▶ Stored dataset items:

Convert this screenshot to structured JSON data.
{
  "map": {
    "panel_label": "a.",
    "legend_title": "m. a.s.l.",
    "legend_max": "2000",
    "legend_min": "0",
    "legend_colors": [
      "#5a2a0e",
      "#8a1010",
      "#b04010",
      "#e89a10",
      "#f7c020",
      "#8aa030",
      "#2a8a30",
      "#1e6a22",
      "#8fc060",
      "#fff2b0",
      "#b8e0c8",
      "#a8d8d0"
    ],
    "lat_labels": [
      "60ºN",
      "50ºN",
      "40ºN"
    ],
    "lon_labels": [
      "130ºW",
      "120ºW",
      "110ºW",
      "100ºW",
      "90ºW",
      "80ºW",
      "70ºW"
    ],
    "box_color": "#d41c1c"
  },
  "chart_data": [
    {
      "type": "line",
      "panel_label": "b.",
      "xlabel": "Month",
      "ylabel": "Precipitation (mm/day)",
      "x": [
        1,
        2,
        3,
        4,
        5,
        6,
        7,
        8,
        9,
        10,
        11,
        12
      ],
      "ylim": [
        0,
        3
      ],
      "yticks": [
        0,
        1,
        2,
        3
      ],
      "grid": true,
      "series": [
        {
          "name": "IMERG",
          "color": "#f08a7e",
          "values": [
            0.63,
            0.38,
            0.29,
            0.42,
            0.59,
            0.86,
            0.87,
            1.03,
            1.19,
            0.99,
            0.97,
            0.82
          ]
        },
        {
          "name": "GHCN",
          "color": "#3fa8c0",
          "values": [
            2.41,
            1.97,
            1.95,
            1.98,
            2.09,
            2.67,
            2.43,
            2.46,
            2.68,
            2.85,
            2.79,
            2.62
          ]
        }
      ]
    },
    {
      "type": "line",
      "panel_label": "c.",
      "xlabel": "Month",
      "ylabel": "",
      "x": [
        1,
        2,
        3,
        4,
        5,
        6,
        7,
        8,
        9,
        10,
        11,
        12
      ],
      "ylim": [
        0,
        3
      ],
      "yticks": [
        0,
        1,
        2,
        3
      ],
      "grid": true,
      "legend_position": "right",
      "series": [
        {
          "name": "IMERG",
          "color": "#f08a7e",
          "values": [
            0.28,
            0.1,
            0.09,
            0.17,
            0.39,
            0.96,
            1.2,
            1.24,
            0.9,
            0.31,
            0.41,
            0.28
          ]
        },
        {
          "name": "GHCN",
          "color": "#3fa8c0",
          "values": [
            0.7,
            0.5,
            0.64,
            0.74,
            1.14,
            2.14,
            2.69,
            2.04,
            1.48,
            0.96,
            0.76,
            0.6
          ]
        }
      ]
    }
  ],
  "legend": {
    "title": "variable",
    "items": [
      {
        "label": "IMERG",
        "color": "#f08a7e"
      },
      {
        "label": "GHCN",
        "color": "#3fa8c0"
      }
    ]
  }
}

▶ THE EXERCISE: Where a line holds the string "ylabel", copy that line.

▶ EXERCISE SOLUTION:
      "ylabel": "Precipitation (mm/day)",
      "ylabel": "",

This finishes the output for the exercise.